● Exercise details:
In the material below, find every line with "روند" and pull it out.

● Information shown:
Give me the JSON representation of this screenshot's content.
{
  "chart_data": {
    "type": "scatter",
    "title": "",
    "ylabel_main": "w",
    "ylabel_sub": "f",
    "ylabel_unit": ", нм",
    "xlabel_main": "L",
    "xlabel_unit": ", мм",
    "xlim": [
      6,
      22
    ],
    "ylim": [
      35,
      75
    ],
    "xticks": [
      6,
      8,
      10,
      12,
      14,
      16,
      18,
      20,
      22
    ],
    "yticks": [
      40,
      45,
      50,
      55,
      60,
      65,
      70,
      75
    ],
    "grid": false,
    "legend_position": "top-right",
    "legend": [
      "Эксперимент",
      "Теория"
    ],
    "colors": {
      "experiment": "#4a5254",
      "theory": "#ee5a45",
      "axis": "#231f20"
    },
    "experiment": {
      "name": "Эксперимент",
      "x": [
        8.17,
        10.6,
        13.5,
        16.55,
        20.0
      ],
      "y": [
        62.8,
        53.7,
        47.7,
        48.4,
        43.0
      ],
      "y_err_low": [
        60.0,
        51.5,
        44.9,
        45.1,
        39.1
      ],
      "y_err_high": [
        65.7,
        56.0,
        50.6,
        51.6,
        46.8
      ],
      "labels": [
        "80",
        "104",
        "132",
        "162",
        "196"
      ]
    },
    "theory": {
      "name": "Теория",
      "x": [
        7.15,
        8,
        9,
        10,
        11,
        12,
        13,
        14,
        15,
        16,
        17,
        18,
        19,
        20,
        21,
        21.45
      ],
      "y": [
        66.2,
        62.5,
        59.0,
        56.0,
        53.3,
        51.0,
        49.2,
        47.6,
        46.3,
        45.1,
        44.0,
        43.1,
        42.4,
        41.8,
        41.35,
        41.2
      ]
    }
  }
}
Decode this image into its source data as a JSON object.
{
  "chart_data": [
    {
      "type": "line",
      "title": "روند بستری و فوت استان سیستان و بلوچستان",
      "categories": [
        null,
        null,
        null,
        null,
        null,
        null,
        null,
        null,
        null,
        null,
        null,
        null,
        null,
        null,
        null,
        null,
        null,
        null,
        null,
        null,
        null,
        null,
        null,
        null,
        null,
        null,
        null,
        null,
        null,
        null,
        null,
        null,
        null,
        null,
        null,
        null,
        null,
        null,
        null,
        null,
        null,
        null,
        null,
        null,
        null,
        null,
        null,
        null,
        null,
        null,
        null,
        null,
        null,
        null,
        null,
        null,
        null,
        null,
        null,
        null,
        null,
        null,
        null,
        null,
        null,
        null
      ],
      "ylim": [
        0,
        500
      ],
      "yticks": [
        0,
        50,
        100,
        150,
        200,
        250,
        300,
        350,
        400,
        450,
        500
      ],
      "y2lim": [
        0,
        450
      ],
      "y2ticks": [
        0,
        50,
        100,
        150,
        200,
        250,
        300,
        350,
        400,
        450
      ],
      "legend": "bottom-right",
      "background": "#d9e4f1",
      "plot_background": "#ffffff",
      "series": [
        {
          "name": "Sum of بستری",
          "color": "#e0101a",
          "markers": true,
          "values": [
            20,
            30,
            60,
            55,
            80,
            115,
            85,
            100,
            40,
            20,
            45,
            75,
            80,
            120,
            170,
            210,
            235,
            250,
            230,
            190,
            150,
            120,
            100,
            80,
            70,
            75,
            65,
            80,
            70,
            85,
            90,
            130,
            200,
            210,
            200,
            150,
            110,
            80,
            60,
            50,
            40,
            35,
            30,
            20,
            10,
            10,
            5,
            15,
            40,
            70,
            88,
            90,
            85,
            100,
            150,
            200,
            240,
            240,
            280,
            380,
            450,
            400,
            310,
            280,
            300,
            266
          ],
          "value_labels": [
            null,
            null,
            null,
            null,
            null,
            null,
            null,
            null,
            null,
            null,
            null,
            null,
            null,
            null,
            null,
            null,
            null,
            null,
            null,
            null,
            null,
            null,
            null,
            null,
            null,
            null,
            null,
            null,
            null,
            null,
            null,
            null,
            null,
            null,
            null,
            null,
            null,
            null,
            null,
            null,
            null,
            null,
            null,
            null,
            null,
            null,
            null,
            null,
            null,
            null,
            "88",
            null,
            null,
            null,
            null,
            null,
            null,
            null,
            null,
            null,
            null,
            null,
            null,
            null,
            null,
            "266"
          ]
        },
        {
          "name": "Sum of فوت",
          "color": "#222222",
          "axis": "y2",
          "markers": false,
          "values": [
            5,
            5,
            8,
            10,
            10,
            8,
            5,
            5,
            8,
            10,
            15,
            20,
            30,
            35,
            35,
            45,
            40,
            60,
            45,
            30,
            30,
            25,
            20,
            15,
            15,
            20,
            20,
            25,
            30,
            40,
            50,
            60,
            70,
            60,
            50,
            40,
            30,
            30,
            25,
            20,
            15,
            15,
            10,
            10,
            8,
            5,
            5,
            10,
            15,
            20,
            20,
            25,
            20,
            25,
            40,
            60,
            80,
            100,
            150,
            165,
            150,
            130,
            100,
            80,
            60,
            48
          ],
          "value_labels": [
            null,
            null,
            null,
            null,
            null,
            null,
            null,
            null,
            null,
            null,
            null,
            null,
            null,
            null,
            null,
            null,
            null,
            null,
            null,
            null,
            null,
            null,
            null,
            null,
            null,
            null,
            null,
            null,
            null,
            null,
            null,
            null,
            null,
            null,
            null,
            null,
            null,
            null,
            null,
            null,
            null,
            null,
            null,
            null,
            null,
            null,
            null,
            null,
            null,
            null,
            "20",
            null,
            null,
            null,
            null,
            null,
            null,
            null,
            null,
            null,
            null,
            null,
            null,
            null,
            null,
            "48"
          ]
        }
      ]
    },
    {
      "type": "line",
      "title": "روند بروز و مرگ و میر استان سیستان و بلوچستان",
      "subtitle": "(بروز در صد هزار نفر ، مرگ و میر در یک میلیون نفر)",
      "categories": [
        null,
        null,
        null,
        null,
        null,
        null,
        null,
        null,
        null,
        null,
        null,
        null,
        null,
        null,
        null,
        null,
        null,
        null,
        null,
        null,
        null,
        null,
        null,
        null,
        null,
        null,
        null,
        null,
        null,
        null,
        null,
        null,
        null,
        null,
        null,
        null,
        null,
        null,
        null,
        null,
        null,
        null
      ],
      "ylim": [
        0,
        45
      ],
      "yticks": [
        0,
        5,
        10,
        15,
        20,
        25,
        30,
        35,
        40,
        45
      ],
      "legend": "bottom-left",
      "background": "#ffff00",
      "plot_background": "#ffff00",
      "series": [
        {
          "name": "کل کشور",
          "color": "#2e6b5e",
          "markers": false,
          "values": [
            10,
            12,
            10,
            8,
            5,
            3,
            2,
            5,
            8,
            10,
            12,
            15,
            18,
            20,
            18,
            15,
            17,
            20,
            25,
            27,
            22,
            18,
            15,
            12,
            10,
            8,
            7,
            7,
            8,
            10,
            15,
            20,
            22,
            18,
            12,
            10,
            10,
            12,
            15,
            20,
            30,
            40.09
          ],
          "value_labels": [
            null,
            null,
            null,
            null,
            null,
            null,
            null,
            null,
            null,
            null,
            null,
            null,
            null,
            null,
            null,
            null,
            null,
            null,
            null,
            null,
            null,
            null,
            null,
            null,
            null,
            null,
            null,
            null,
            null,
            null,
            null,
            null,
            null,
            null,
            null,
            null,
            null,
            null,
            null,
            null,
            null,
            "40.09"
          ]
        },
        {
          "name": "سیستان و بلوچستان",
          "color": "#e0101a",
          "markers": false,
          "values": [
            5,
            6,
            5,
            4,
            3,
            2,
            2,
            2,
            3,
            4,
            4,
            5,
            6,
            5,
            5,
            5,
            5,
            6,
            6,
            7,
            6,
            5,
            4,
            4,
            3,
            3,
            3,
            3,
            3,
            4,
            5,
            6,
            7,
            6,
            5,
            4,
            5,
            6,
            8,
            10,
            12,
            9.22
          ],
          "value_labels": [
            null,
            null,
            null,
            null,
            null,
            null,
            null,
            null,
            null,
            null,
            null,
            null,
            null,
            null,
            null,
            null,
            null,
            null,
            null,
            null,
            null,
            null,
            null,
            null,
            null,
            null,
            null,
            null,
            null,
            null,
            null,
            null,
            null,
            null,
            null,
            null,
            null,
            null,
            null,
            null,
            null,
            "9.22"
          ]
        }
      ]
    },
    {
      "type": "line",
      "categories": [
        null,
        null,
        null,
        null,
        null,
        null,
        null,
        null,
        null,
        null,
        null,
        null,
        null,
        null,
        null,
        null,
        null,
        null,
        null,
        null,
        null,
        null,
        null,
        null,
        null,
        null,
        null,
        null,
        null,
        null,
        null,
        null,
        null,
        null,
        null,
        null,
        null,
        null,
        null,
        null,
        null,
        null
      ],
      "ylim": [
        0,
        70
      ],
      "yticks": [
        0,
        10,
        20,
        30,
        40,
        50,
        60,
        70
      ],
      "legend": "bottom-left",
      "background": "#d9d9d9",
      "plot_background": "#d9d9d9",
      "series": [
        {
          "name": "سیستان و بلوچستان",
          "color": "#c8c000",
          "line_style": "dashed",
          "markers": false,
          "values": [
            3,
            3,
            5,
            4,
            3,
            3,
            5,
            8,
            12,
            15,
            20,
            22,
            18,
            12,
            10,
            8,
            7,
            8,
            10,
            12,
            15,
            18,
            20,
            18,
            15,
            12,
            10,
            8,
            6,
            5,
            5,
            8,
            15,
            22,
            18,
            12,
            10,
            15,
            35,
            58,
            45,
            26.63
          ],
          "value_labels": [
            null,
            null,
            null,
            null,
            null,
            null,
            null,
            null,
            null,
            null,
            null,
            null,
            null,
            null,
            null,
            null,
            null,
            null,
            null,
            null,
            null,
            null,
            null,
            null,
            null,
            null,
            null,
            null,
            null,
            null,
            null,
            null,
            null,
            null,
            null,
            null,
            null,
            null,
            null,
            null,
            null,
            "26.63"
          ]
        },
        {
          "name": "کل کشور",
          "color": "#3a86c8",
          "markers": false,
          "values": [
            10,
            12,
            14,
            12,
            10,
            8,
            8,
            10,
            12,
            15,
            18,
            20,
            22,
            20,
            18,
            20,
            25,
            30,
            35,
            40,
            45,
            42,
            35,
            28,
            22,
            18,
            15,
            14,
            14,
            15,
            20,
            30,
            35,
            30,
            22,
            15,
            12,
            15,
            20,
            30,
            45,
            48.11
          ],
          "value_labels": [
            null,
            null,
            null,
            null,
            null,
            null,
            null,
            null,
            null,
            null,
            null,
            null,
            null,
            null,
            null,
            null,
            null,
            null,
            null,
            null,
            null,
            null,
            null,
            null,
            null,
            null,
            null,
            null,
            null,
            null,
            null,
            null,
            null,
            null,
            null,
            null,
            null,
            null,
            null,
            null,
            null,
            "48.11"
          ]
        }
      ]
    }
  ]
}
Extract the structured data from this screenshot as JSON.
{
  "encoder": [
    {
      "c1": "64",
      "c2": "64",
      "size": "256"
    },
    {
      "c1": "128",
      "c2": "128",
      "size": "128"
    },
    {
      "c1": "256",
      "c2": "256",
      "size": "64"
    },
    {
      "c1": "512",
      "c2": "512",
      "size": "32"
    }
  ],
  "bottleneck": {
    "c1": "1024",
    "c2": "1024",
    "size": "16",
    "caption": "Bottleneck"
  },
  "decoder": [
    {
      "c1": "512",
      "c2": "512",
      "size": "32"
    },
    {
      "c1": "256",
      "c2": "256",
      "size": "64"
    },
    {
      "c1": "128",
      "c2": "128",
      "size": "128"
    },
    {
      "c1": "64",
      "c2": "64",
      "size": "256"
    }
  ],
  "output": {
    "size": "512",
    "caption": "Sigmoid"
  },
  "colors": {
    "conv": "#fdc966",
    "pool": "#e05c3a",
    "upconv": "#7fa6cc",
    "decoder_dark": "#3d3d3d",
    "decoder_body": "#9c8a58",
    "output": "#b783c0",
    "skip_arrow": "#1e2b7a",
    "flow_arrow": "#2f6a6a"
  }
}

● Result of this exercise:
      "title": "روند بستری و فوت استان سیستان و بلوچستان",
      "title": "روند بروز و مرگ و میر استان سیستان و بلوچستان",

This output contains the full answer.